DATA IN THIS EXERCISE:
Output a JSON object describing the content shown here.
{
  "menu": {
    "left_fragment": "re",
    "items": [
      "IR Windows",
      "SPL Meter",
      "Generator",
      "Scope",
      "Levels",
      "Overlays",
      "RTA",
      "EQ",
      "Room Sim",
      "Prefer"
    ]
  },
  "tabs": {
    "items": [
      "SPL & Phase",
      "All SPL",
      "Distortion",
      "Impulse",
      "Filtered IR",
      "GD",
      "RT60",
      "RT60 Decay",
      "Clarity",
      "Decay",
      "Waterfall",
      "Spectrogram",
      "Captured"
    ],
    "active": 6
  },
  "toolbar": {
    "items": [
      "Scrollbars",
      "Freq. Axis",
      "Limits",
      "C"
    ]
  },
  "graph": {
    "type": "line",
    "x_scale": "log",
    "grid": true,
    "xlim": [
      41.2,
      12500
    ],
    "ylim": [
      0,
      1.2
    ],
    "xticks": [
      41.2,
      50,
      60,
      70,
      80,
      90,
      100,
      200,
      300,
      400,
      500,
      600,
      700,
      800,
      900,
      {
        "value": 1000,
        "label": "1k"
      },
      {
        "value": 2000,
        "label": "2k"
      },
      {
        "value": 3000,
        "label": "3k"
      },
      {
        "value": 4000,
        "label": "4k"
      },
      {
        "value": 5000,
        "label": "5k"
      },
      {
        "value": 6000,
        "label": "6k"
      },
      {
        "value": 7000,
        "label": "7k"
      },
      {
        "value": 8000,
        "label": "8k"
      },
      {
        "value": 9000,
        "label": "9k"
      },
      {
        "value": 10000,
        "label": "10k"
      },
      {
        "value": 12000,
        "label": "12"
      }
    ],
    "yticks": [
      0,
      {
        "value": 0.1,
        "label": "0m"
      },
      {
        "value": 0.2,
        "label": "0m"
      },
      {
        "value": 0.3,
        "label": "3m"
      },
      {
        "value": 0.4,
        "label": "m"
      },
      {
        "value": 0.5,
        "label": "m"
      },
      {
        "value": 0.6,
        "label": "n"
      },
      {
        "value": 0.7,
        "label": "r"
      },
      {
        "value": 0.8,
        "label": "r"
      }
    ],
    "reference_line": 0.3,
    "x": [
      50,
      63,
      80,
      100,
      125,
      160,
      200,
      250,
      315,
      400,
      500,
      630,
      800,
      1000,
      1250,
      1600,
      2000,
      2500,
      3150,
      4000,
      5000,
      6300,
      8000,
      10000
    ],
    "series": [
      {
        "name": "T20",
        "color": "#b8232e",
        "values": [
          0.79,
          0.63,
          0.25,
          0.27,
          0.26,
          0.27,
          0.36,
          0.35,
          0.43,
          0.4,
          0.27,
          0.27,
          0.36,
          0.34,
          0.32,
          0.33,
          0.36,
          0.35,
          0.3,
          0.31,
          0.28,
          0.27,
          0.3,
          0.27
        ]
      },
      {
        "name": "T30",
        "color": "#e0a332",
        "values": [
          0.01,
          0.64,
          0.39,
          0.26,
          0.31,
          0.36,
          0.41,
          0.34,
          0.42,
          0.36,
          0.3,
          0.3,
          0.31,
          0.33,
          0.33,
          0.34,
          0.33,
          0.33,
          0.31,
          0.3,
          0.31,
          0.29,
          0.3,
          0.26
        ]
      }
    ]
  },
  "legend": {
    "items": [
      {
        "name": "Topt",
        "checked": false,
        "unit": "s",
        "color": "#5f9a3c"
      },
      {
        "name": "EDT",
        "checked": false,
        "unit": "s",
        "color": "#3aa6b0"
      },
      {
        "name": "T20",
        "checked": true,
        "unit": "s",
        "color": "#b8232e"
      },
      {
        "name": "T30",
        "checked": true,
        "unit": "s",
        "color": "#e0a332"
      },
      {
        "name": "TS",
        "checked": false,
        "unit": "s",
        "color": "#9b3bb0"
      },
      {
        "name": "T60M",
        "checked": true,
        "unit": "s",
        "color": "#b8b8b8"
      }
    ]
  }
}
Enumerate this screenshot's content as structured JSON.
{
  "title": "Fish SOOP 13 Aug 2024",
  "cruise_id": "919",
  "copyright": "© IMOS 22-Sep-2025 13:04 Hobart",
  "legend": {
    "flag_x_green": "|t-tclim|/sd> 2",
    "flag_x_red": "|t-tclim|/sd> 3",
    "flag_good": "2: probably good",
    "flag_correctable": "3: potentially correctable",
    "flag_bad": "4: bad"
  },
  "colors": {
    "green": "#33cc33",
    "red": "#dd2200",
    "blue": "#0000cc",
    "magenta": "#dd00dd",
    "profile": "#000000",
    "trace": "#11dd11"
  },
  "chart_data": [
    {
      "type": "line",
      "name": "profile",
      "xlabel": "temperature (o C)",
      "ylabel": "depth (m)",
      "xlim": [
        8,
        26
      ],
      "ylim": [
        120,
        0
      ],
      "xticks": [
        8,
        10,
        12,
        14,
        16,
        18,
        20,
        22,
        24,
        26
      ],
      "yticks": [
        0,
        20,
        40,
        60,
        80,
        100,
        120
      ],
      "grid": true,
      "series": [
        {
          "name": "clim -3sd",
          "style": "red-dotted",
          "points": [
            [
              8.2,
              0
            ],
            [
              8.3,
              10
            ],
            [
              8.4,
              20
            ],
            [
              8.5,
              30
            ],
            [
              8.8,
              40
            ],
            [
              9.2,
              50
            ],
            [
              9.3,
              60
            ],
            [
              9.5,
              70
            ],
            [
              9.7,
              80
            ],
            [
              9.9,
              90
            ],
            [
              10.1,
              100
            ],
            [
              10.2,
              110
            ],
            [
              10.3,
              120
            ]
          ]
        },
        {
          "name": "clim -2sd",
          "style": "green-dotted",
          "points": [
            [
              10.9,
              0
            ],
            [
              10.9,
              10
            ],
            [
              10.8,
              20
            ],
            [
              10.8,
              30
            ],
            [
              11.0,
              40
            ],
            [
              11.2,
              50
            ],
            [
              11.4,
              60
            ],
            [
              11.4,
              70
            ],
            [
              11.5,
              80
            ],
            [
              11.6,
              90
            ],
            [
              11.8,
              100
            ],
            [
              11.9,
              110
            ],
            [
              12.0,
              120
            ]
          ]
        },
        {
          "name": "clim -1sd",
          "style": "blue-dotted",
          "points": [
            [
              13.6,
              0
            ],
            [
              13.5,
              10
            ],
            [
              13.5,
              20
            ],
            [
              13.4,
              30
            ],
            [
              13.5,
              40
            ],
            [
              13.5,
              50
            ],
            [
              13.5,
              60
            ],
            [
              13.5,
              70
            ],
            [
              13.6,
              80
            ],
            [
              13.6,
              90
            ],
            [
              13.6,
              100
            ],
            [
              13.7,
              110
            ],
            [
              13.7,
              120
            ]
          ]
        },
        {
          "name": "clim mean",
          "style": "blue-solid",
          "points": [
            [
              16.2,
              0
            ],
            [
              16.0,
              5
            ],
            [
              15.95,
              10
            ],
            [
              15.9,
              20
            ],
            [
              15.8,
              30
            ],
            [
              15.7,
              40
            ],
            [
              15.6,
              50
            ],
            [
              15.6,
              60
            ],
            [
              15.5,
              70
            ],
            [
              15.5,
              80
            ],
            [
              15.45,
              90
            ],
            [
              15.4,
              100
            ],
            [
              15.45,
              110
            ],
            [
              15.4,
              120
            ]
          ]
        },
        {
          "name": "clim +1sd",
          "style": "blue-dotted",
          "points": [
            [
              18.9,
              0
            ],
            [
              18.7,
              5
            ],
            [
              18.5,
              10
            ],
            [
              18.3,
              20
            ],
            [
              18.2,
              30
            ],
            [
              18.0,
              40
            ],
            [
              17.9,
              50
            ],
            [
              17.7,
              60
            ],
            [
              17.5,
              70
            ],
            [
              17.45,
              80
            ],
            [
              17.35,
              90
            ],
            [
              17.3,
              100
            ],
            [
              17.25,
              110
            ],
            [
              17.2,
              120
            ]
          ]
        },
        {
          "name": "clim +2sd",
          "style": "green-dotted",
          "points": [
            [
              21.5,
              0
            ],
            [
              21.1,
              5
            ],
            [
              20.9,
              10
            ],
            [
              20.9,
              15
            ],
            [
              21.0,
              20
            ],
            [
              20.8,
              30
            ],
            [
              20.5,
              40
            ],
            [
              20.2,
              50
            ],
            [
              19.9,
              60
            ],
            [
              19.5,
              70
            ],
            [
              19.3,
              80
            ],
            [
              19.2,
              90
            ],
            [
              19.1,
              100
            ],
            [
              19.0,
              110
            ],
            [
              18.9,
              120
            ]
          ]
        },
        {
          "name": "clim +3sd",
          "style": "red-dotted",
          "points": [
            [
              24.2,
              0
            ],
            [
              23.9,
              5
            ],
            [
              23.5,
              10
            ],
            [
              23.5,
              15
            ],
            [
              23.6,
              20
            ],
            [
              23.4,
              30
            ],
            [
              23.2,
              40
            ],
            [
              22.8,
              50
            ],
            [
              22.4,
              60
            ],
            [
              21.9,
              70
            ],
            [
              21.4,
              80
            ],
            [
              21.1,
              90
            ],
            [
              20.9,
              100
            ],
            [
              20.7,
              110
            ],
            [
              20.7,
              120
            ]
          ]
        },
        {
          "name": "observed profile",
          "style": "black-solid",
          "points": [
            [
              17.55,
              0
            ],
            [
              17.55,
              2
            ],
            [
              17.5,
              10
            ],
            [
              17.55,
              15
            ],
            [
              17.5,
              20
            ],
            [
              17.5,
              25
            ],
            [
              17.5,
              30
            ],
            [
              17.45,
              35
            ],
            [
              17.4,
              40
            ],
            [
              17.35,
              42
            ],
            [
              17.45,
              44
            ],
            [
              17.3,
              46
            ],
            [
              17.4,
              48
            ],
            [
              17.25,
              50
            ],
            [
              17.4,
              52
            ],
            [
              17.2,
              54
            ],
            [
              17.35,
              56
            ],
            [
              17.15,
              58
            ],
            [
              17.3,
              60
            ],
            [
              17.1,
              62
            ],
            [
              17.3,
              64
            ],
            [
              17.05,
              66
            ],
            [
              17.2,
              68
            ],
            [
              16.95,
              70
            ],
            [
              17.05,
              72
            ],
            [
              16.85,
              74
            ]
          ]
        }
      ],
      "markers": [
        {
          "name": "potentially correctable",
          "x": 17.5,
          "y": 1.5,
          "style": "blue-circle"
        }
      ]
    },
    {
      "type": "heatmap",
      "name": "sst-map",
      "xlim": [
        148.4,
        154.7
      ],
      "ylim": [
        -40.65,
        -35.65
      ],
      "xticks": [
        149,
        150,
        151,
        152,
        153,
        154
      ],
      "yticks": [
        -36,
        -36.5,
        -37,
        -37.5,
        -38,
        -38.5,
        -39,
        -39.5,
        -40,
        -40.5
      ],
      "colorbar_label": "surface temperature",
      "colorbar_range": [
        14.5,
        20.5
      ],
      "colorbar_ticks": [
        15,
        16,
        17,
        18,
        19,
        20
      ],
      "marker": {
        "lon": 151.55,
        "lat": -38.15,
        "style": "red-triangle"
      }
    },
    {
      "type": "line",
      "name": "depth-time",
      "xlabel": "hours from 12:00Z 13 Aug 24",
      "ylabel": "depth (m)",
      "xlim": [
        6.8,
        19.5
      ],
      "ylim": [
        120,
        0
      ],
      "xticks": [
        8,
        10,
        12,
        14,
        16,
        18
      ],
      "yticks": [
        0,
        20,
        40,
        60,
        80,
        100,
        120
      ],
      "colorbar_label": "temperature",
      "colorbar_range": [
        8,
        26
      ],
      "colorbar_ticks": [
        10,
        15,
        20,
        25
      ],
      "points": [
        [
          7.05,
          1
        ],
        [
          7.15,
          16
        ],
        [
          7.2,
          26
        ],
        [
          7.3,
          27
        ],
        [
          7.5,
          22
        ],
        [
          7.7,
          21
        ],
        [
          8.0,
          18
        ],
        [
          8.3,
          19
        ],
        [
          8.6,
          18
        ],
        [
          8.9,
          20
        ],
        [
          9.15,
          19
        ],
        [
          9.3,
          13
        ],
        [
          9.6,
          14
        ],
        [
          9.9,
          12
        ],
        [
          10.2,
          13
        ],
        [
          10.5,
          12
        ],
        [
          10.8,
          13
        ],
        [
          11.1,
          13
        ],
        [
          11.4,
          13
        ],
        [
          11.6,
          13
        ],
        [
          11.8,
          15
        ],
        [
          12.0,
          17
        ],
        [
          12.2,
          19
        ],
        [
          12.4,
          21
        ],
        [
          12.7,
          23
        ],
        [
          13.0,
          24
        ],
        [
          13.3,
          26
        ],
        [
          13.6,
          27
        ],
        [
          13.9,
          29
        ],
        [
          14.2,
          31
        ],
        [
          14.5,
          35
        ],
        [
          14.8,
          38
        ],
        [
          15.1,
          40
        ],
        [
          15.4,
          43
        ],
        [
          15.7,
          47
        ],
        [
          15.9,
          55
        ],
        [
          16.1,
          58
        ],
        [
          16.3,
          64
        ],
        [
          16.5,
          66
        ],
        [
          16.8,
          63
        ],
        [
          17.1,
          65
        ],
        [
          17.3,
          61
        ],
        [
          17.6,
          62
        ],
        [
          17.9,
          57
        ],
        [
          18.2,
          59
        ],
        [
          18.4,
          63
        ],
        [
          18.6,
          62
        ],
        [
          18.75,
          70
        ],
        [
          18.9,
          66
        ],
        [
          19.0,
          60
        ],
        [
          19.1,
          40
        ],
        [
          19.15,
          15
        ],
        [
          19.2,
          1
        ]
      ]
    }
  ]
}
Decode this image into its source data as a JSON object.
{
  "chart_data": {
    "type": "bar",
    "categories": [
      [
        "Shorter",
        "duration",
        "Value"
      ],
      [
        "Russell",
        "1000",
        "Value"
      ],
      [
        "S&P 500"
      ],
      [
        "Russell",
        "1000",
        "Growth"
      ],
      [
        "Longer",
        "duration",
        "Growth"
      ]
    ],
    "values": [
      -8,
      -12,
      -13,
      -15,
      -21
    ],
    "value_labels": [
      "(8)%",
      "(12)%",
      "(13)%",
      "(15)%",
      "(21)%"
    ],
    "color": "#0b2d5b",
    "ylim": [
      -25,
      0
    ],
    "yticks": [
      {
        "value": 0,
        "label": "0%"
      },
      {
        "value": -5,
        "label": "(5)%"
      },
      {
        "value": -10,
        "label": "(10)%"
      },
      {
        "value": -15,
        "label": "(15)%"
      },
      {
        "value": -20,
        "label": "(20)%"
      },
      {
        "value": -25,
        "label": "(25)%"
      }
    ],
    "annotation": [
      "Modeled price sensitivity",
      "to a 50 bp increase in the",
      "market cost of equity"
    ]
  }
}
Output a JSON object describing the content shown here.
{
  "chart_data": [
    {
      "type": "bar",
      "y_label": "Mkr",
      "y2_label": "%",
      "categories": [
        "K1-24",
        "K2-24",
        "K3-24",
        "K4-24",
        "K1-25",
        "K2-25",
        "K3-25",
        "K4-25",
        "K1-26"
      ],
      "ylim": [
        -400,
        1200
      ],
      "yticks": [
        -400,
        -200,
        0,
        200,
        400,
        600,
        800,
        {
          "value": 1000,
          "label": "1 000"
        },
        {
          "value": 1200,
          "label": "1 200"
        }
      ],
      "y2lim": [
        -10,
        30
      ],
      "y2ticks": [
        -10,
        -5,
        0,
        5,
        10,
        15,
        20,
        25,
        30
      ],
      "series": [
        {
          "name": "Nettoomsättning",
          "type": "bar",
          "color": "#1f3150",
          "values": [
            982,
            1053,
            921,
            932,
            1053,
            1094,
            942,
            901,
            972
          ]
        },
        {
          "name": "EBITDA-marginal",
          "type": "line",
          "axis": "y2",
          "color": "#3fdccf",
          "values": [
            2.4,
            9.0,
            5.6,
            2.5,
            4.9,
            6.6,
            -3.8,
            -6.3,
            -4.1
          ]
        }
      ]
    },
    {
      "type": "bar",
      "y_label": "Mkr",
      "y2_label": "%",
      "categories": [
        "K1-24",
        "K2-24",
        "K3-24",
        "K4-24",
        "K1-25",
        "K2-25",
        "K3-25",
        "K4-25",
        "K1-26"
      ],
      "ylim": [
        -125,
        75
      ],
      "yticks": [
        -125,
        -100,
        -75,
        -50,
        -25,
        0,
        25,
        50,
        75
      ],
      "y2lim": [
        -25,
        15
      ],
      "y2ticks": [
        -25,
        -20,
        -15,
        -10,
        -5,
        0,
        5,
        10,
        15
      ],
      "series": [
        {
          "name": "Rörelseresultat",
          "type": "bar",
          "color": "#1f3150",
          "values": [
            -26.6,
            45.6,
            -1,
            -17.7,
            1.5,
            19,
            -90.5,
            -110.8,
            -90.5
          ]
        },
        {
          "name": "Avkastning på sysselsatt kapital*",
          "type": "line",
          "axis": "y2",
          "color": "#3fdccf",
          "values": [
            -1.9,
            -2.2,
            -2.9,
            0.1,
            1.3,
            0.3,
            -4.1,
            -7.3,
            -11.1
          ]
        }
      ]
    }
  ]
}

GOAL OF THE EXERCISE:
Which lines contain the word "correctable"? Copy each one.

FULL RESPONSE:
    "flag_correctable": "3: potentially correctable",
          "name": "potentially correctable",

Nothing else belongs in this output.